--- start Stored records ---
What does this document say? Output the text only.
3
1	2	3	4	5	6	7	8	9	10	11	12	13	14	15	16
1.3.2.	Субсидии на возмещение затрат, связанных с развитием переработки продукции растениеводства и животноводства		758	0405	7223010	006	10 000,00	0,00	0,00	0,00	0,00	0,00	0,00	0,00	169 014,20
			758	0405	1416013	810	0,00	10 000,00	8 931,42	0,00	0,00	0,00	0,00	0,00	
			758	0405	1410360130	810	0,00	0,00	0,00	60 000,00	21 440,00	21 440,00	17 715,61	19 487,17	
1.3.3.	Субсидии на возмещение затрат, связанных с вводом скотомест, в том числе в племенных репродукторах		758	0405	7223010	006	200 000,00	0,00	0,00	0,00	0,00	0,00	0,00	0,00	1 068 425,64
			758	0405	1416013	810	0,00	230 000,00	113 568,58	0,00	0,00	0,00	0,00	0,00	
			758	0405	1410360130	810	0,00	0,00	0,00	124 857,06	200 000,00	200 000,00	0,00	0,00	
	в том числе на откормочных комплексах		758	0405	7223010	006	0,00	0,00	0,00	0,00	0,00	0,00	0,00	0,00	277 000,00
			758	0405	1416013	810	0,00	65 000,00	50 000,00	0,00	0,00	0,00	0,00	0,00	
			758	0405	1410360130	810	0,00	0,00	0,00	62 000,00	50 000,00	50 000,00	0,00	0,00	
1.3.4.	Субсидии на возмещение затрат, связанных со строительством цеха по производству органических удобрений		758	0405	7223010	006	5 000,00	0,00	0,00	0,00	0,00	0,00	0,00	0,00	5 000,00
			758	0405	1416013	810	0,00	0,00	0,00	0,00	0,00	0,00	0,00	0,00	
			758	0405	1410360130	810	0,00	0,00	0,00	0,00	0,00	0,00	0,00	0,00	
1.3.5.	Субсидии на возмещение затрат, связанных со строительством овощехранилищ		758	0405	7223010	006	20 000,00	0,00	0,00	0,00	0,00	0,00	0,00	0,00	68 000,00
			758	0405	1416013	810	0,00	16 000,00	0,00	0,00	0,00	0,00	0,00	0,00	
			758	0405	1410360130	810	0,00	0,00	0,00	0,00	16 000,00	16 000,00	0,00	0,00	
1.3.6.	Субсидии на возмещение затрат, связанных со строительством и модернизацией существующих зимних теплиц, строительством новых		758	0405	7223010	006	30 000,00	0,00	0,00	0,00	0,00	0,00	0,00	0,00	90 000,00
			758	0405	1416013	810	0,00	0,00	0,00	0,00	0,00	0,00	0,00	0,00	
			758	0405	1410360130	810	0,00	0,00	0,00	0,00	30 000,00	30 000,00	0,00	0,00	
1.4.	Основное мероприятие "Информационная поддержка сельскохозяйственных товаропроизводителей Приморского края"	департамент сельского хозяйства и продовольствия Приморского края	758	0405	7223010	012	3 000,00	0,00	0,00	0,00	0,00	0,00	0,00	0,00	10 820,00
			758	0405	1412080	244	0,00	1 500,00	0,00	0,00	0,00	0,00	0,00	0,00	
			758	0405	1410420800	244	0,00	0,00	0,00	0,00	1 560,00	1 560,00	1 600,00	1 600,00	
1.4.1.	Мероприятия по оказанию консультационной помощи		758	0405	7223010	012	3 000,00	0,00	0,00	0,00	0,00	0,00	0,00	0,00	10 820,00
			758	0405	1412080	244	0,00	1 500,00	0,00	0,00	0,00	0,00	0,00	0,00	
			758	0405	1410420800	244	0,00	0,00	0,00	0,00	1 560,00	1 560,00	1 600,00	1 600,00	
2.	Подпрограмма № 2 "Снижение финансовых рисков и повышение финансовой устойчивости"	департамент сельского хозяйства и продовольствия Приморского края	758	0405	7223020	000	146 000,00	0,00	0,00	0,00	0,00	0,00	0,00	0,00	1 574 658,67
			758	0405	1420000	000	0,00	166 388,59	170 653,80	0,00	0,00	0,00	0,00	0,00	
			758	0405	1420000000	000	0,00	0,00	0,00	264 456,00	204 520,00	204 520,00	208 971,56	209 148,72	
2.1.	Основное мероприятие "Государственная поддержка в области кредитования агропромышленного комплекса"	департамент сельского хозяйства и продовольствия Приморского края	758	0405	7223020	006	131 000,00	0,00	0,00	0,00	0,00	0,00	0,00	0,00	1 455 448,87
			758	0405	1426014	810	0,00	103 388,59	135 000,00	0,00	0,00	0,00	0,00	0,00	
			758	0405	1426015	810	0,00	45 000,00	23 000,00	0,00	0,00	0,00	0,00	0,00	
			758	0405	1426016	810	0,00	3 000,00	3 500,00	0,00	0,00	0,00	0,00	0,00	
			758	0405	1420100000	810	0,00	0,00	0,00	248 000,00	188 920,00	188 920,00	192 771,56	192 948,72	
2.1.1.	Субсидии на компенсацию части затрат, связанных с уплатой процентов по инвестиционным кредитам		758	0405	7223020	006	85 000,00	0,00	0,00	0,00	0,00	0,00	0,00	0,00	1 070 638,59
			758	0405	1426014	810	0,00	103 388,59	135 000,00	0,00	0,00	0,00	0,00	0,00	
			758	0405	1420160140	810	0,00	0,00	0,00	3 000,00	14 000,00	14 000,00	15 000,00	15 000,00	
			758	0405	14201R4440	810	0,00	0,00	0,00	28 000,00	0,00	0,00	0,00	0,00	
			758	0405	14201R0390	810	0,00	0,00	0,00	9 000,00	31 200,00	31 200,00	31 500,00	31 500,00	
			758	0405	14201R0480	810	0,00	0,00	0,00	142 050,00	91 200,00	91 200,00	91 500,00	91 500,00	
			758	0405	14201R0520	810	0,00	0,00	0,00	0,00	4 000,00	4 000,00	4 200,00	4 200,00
--- end Stored records ---
Short problem:
Return all of the entries word for word.

Complete output:
What does this document say? Output the text only.
3
1	2	3	4	5	6	7	8	9	10	11	12	13	14	15	16
1.3.2.	Субсидии на возмещение затрат, связанных с развитием переработки продукции растениеводства и животноводства		758	0405	7223010	006	10 000,00	0,00	0,00	0,00	0,00	0,00	0,00	0,00	169 014,20
			758	0405	1416013	810	0,00	10 000,00	8 931,42	0,00	0,00	0,00	0,00	0,00	
			758	0405	1410360130	810	0,00	0,00	0,00	60 000,00	21 440,00	21 440,00	17 715,61	19 487,17	
1.3.3.	Субсидии на возмещение затрат, связанных с вводом скотомест, в том числе в племенных репродукторах		758	0405	7223010	006	200 000,00	0,00	0,00	0,00	0,00	0,00	0,00	0,00	1 068 425,64
			758	0405	1416013	810	0,00	230 000,00	113 568,58	0,00	0,00	0,00	0,00	0,00	
			758	0405	1410360130	810	0,00	0,00	0,00	124 857,06	200 000,00	200 000,00	0,00	0,00	
	в том числе на откормочных комплексах		758	0405	7223010	006	0,00	0,00	0,00	0,00	0,00	0,00	0,00	0,00	277 000,00
			758	0405	1416013	810	0,00	65 000,00	50 000,00	0,00	0,00	0,00	0,00	0,00	
			758	0405	1410360130	810	0,00	0,00	0,00	62 000,00	50 000,00	50 000,00	0,00	0,00	
1.3.4.	Субсидии на возмещение затрат, связанных со строительством цеха по производству органических удобрений		758	0405	7223010	006	5 000,00	0,00	0,00	0,00	0,00	0,00	0,00	0,00	5 000,00
			758	0405	1416013	810	0,00	0,00	0,00	0,00	0,00	0,00	0,00	0,00	
			758	0405	1410360130	810	0,00	0,00	0,00	0,00	0,00	0,00	0,00	0,00	
1.3.5.	Субсидии на возмещение затрат, связанных со строительством овощехранилищ		758	0405	7223010	006	20 000,00	0,00	0,00	0,00	0,00	0,00	0,00	0,00	68 000,00
			758	0405	1416013	810	0,00	16 000,00	0,00	0,00	0,00	0,00	0,00	0,00	
			758	0405	1410360130	810	0,00	0,00	0,00	0,00	16 000,00	16 000,00	0,00	0,00	
1.3.6.	Субсидии на возмещение затрат, связанных со строительством и модернизацией существующих зимних теплиц, строительством новых		758	0405	7223010	006	30 000,00	0,00	0,00	0,00	0,00	0,00	0,00	0,00	90 000,00
			758	0405	1416013	810	0,00	0,00	0,00	0,00	0,00	0,00	0,00	0,00	
			758	0405	1410360130	810	0,00	0,00	0,00	0,00	30 000,00	30 000,00	0,00	0,00	
1.4.	Основное мероприятие "Информационная поддержка сельскохозяйственных товаропроизводителей Приморского края"	департамент сельского хозяйства и продовольствия Приморского края	758	0405	7223010	012	3 000,00	0,00	0,00	0,00	0,00	0,00	0,00	0,00	10 820,00
			758	0405	1412080	244	0,00	1 500,00	0,00	0,00	0,00	0,00	0,00	0,00	
			758	0405	1410420800	244	0,00	0,00	0,00	0,00	1 560,00	1 560,00	1 600,00	1 600,00	
1.4.1.	Мероприятия по оказанию консультационной помощи		758	0405	7223010	012	3 000,00	0,00	0,00	0,00	0,00	0,00	0,00	0,00	10 820,00
			758	0405	1412080	244	0,00	1 500,00	0,00	0,00	0,00	0,00	0,00	0,00	
			758	0405	1410420800	244	0,00	0,00	0,00	0,00	1 560,00	1 560,00	1 600,00	1 600,00	
2.	Подпрограмма № 2 "Снижение финансовых рисков и повышение финансовой устойчивости"	департамент сельского хозяйства и продовольствия Приморского края	758	0405	7223020	000	146 000,00	0,00	0,00	0,00	0,00	0,00	0,00	0,00	1 574 658,67
			758	0405	1420000	000	0,00	166 388,59	170 653,80	0,00	0,00	0,00	0,00	0,00	
			758	0405	1420000000	000	0,00	0,00	0,00	264 456,00	204 520,00	204 520,00	208 971,56	209 148,72	
2.1.	Основное мероприятие "Государственная поддержка в области кредитования агропромышленного комплекса"	департамент сельского хозяйства и продовольствия Приморского края	758	0405	7223020	006	131 000,00	0,00	0,00	0,00	0,00	0,00	0,00	0,00	1 455 448,87
			758	0405	1426014	810	0,00	103 388,59	135 000,00	0,00	0,00	0,00	0,00	0,00	
			758	0405	1426015	810	0,00	45 000,00	23 000,00	0,00	0,00	0,00	0,00	0,00	
			758	0405	1426016	810	0,00	3 000,00	3 500,00	0,00	0,00	0,00	0,00	0,00	
			758	0405	1420100000	810	0,00	0,00	0,00	248 000,00	188 920,00	188 920,00	192 771,56	192 948,72	
2.1.1.	Субсидии на компенсацию части затрат, связанных с уплатой процентов по инвестиционным кредитам		758	0405	7223020	006	85 000,00	0,00	0,00	0,00	0,00	0,00	0,00	0,00	1 070 638,59
			758	0405	1426014	810	0,00	103 388,59	135 000,00	0,00	0,00	0,00	0,00	0,00	
			758	0405	1420160140	810	0,00	0,00	0,00	3 000,00	14 000,00	14 000,00	15 000,00	15 000,00	
			758	0405	14201R4440	810	0,00	0,00	0,00	28 000,00	0,00	0,00	0,00	0,00	
			758	0405	14201R0390	810	0,00	0,00	0,00	9 000,00	31 200,00	31 200,00	31 500,00	31 500,00	
			758	0405	14201R0480	810	0,00	0,00	0,00	142 050,00	91 200,00	91 200,00	91 500,00	91 500,00	
			758	0405	14201R0520	810	0,00	0,00	0,00	0,00	4 000,00	4 000,00	4 200,00	4 200,00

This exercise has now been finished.